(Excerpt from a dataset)
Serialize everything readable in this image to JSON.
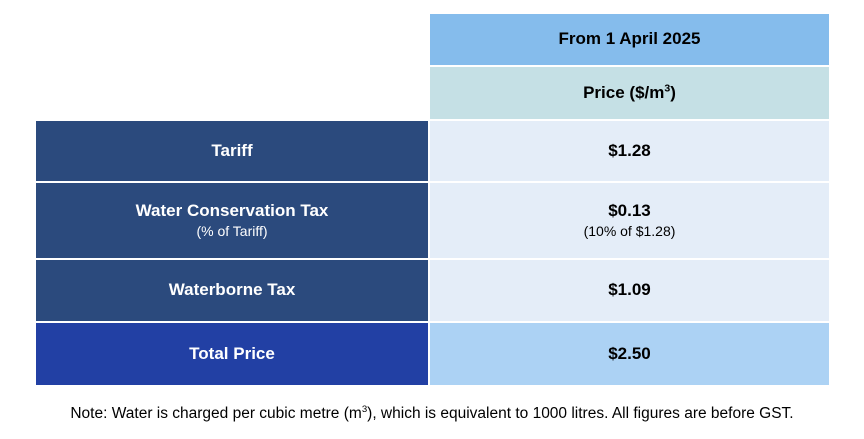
{
  "colors": {
    "header_blue": "#85BCEC",
    "subheader_teal": "#C5E0E5",
    "row_navy": "#2B4A7D",
    "total_blue": "#2240A4",
    "cell_light": "#E4EDF8",
    "total_light": "#ACD2F4"
  },
  "table": {
    "header": {
      "title": "From 1 April 2025"
    },
    "subheader": {
      "pre": "Price ($/m",
      "sup": "3",
      "post": ")"
    },
    "rows": [
      {
        "label": "Tariff",
        "value": "$1.28"
      },
      {
        "label": "Water Conservation Tax",
        "sublabel": "(% of Tariff)",
        "value": "$0.13",
        "subvalue": "(10% of $1.28)"
      },
      {
        "label": "Waterborne Tax",
        "value": "$1.09"
      },
      {
        "label": "Total Price",
        "value": "$2.50"
      }
    ]
  },
  "note": {
    "pre": "Note: Water is charged per cubic metre (m",
    "sup": "3",
    "post": "), which is equivalent to 1000 litres. All figures are before GST."
  },
  "chart_data": {
    "type": "table",
    "title": "From 1 April 2025",
    "columns": [
      "",
      "Price ($/m3)"
    ],
    "rows": [
      [
        "Tariff",
        "$1.28"
      ],
      [
        "Water Conservation Tax (% of Tariff)",
        "$0.13 (10% of $1.28)"
      ],
      [
        "Waterborne Tax",
        "$1.09"
      ],
      [
        "Total Price",
        "$2.50"
      ]
    ],
    "note": "Note: Water is charged per cubic metre (m3), which is equivalent to 1000 litres. All figures are before GST."
  }
}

_TASK BRIEF_
Report how many lines in the listing include the word "charged". Give nothing but the count.

_COMPLETED TASK_
2